TASK REQUIREMENTS. Reproduce the entries below word for word, from the first line of the entries through the line containing "special-form-to: → peor: [498, 719, 545, 734]".

(Annotated element entries)

= = = = = = =

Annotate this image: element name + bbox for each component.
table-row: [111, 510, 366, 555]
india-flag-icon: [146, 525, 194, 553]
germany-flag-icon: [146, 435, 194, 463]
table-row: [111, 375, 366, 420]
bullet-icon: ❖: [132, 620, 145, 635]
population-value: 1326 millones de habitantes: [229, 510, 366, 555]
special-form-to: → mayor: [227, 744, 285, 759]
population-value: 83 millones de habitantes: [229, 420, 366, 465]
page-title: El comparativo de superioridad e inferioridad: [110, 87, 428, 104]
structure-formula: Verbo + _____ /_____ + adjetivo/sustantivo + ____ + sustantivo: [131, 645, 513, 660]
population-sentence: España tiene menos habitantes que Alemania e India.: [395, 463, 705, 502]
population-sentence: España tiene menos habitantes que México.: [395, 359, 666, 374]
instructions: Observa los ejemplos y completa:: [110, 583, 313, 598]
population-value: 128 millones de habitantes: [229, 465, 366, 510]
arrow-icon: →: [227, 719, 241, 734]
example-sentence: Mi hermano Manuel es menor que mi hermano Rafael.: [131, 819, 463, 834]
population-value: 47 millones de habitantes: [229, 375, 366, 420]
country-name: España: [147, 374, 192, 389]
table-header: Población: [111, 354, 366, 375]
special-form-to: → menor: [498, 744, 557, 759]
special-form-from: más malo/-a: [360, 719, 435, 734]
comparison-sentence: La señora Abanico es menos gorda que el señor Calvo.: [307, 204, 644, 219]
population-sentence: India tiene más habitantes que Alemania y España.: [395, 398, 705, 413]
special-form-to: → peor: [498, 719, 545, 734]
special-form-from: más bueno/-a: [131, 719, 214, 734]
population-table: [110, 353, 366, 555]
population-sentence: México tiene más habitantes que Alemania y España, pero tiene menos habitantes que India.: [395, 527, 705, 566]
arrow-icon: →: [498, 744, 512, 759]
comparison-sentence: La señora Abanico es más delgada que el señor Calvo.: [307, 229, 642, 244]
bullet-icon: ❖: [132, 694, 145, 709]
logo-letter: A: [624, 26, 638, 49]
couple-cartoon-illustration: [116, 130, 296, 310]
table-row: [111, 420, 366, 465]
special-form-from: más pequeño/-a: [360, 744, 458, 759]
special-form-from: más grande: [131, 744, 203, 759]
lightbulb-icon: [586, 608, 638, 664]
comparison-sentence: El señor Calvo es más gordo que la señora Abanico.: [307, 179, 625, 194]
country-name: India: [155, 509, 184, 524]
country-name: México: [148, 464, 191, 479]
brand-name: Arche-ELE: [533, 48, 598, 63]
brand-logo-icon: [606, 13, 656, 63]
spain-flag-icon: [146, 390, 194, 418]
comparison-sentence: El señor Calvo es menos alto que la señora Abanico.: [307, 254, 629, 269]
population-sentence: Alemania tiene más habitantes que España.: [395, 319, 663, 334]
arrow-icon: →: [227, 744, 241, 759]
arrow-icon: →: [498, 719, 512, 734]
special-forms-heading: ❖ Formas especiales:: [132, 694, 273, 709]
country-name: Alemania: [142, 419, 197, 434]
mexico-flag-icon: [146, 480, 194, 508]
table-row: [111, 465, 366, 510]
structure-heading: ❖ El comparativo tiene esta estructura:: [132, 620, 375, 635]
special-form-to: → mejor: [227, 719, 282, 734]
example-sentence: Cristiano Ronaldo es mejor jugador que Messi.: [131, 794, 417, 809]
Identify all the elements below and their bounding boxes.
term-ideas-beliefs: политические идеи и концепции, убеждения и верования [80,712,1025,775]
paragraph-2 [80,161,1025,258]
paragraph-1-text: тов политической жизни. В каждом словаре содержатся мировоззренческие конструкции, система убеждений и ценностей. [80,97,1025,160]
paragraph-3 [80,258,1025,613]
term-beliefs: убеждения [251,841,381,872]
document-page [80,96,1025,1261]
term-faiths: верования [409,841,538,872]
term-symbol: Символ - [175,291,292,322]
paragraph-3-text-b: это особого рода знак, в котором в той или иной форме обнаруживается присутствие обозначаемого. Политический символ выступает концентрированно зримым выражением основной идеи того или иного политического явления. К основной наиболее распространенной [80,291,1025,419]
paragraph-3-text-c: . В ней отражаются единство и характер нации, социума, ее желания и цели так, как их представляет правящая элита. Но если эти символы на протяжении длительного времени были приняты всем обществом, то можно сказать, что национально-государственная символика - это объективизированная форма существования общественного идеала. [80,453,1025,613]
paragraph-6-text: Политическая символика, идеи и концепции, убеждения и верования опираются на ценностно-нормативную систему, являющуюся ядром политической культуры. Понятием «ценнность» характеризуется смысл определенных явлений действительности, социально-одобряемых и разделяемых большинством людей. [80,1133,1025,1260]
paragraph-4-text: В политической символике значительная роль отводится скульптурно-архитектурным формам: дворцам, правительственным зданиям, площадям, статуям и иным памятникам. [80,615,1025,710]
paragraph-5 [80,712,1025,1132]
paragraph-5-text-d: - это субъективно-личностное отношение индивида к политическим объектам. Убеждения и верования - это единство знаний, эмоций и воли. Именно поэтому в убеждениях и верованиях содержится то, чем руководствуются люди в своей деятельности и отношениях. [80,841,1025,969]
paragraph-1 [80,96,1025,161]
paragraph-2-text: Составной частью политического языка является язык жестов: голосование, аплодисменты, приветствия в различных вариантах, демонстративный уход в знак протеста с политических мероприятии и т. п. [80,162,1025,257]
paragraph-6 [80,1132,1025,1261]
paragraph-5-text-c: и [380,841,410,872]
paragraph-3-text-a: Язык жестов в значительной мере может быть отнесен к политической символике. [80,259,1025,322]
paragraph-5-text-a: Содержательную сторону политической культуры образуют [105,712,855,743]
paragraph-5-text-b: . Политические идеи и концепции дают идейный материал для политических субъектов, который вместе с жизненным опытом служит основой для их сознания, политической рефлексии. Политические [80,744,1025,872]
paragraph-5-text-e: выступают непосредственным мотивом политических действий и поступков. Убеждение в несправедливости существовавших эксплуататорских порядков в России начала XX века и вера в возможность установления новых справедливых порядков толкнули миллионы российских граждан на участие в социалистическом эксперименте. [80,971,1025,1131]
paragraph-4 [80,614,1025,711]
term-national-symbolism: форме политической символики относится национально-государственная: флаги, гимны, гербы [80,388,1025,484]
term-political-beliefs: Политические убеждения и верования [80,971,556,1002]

= = = = = = =

EXPECTED ANSWER.
Annotate this image: element name + bbox for each component.
table-row: [111, 510, 366, 555]
india-flag-icon: [146, 525, 194, 553]
germany-flag-icon: [146, 435, 194, 463]
table-row: [111, 375, 366, 420]
bullet-icon: ❖: [132, 620, 145, 635]
population-value: 1326 millones de habitantes: [229, 510, 366, 555]
special-form-to: → mayor: [227, 744, 285, 759]
population-value: 83 millones de habitantes: [229, 420, 366, 465]
page-title: El comparativo de superioridad e inferioridad: [110, 87, 428, 104]
structure-formula: Verbo + _____ /_____ + adjetivo/sustantivo + ____ + sustantivo: [131, 645, 513, 660]
population-sentence: España tiene menos habitantes que Alemania e India.: [395, 463, 705, 502]
population-sentence: España tiene menos habitantes que México.: [395, 359, 666, 374]
instructions: Observa los ejemplos y completa:: [110, 583, 313, 598]
population-value: 128 millones de habitantes: [229, 465, 366, 510]
arrow-icon: →: [227, 719, 241, 734]
example-sentence: Mi hermano Manuel es menor que mi hermano Rafael.: [131, 819, 463, 834]
population-value: 47 millones de habitantes: [229, 375, 366, 420]
country-name: España: [147, 374, 192, 389]
table-header: Población: [111, 354, 366, 375]
special-form-to: → menor: [498, 744, 557, 759]
special-form-from: más malo/-a: [360, 719, 435, 734]
comparison-sentence: La señora Abanico es menos gorda que el señor Calvo.: [307, 204, 644, 219]
population-sentence: India tiene más habitantes que Alemania y España.: [395, 398, 705, 413]
special-form-to: → peor: [498, 719, 545, 734]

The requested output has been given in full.